### Task
Emit a verbatim copy of the lines running from the line with "Give me a plain-text" through the end of the material below.

### Information given
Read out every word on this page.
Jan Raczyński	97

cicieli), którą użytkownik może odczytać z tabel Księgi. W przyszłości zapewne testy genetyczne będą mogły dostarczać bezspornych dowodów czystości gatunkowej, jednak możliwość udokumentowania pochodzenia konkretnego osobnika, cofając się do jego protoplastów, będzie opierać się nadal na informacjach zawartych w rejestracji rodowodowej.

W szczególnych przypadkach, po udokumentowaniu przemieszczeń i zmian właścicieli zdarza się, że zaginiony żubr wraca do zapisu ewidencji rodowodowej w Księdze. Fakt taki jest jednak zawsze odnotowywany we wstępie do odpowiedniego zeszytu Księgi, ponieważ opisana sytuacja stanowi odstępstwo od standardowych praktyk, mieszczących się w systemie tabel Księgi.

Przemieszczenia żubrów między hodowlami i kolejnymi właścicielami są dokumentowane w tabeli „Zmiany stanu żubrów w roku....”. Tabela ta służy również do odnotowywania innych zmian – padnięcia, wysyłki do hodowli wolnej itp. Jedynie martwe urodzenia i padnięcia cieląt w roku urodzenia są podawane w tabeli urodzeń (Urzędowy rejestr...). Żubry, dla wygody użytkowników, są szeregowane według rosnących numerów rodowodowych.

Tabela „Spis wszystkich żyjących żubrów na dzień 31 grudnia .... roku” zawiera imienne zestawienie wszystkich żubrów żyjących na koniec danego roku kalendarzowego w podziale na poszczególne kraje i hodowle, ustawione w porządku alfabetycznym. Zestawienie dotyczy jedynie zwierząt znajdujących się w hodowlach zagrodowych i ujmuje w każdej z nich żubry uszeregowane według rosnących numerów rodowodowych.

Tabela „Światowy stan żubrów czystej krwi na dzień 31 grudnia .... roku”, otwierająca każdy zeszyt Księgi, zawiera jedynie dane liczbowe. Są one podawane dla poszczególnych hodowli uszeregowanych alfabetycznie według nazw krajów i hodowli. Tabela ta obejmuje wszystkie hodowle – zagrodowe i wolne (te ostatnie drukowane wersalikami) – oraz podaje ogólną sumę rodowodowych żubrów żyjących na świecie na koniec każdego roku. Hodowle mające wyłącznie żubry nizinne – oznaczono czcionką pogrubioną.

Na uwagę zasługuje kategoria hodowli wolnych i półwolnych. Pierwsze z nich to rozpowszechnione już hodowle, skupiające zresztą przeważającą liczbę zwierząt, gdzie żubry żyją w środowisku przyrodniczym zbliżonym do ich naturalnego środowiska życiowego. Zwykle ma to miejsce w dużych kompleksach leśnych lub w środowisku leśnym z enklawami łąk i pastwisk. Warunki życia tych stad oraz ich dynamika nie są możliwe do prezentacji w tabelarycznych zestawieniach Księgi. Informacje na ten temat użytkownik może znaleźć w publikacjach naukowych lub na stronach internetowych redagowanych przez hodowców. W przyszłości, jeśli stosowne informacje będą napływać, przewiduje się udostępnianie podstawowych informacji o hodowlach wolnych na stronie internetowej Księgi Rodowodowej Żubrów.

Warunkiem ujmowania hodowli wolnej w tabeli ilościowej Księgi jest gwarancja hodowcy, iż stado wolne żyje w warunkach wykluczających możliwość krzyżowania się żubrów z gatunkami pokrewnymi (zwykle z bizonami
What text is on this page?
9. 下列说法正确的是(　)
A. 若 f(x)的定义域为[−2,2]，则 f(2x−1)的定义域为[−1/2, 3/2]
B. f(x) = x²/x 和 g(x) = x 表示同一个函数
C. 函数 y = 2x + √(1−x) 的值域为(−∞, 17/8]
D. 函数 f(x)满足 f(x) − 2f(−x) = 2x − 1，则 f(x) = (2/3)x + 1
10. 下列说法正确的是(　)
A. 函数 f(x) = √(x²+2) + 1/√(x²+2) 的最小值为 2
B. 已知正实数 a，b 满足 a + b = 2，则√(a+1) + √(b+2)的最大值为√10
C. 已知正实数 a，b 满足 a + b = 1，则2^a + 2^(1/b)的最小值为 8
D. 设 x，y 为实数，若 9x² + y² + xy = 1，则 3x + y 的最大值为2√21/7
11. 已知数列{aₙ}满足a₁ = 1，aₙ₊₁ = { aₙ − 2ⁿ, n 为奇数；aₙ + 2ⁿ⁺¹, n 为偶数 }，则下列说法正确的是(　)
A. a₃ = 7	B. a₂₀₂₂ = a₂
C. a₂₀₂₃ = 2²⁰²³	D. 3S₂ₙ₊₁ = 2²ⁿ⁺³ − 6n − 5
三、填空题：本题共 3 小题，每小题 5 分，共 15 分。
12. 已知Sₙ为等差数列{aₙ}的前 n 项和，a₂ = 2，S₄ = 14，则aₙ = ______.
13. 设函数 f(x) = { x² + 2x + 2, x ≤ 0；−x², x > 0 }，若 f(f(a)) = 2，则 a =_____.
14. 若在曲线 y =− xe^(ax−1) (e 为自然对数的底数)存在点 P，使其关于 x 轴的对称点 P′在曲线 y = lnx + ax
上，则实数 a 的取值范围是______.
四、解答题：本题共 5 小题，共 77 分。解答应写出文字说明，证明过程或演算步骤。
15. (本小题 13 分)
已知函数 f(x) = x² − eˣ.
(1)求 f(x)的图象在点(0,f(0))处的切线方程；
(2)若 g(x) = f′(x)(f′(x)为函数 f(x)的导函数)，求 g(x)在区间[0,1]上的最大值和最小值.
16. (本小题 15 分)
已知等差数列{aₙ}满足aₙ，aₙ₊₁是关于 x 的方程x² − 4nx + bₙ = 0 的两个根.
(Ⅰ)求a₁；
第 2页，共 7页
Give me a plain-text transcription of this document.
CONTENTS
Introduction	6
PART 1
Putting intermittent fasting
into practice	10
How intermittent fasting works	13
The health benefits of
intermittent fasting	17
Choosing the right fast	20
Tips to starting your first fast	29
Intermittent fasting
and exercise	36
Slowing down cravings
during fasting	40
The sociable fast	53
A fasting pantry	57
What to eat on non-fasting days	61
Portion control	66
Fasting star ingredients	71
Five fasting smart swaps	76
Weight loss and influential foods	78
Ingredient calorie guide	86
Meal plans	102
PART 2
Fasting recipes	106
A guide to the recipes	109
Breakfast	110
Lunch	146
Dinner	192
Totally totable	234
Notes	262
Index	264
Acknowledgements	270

### The solution
Give me a plain-text transcription of this document.
CONTENTS
Introduction	6
PART 1
Putting intermittent fasting
into practice	10
How intermittent fasting works	13
The health benefits of
intermittent fasting	17
Choosing the right fast	20
Tips to starting your first fast	29
Intermittent fasting
and exercise	36
Slowing down cravings
during fasting	40
The sociable fast	53
A fasting pantry	57
What to eat on non-fasting days	61
Portion control	66
Fasting star ingredients	71
Five fasting smart swaps	76
Weight loss and influential foods	78
Ingredient calorie guide	86
Meal plans	102
PART 2
Fasting recipes	106
A guide to the recipes	109
Breakfast	110
Lunch	146
Dinner	192
Totally totable	234
Notes	262
Index	264
Acknowledgements	270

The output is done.